#### [Provided material]
- - - -

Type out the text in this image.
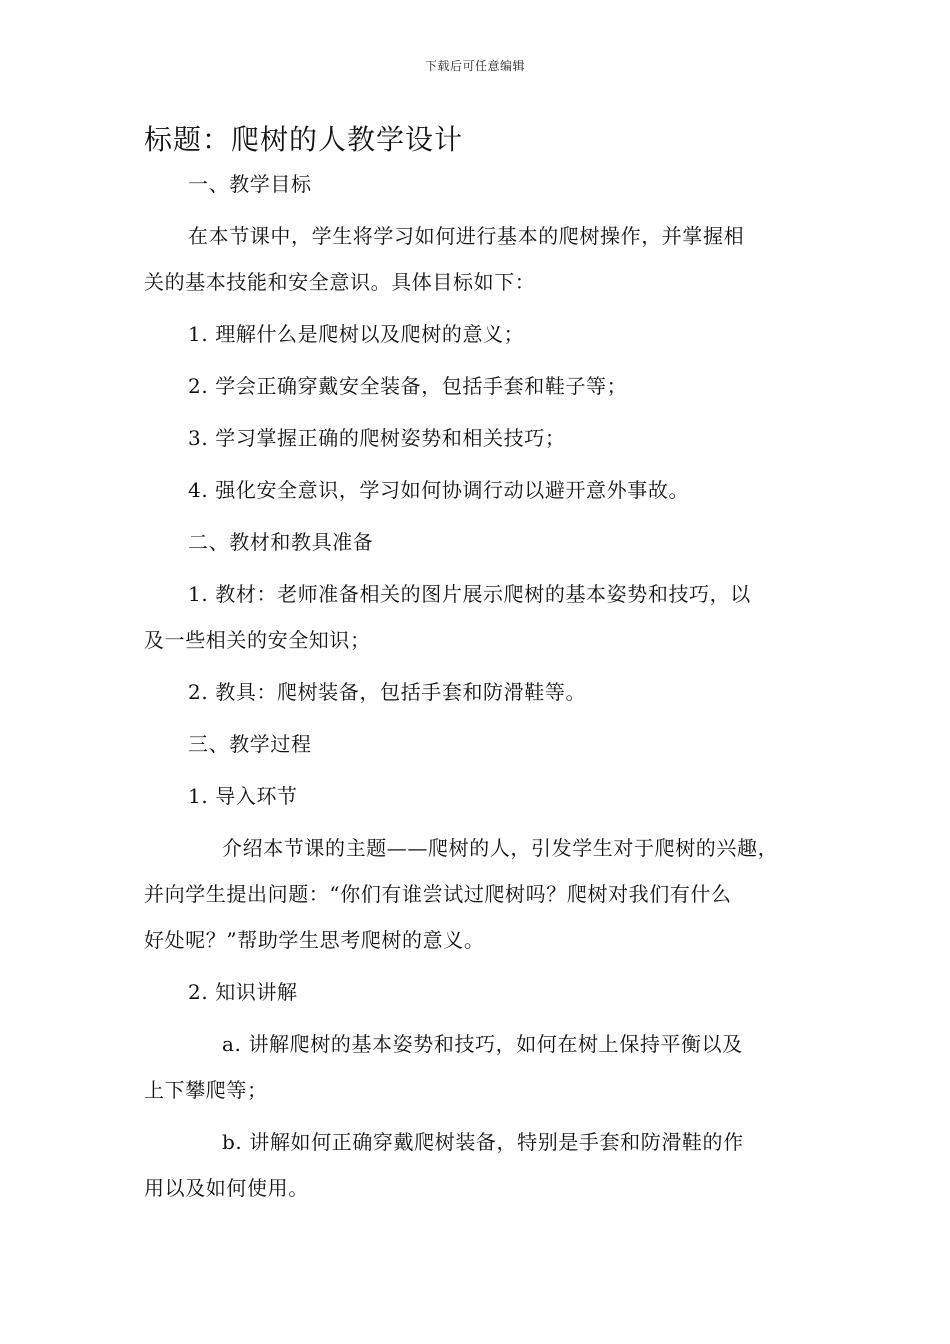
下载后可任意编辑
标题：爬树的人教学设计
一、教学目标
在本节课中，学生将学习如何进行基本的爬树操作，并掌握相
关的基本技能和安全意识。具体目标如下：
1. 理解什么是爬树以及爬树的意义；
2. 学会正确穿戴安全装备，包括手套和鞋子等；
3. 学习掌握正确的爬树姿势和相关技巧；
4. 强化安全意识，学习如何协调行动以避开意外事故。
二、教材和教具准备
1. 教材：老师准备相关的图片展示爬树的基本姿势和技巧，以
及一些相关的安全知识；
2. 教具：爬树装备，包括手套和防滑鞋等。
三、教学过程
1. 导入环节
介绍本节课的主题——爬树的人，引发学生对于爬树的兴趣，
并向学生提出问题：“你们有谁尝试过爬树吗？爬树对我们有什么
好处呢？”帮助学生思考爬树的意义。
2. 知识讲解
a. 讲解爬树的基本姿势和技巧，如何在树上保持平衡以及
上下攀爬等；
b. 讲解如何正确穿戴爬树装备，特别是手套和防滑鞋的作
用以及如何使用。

- - - -

#### [Task brief]
Repeat the entries exactly. Pictures are excluded from the copy.

#### [Reply to the task]
Type out the text in this image.
下载后可任意编辑
标题：爬树的人教学设计
一、教学目标
在本节课中，学生将学习如何进行基本的爬树操作，并掌握相
关的基本技能和安全意识。具体目标如下：
1. 理解什么是爬树以及爬树的意义；
2. 学会正确穿戴安全装备，包括手套和鞋子等；
3. 学习掌握正确的爬树姿势和相关技巧；
4. 强化安全意识，学习如何协调行动以避开意外事故。
二、教材和教具准备
1. 教材：老师准备相关的图片展示爬树的基本姿势和技巧，以
及一些相关的安全知识；
2. 教具：爬树装备，包括手套和防滑鞋等。
三、教学过程
1. 导入环节
介绍本节课的主题——爬树的人，引发学生对于爬树的兴趣，
并向学生提出问题：“你们有谁尝试过爬树吗？爬树对我们有什么
好处呢？”帮助学生思考爬树的意义。
2. 知识讲解
a. 讲解爬树的基本姿势和技巧，如何在树上保持平衡以及
上下攀爬等；
b. 讲解如何正确穿戴爬树装备，特别是手套和防滑鞋的作
用以及如何使用。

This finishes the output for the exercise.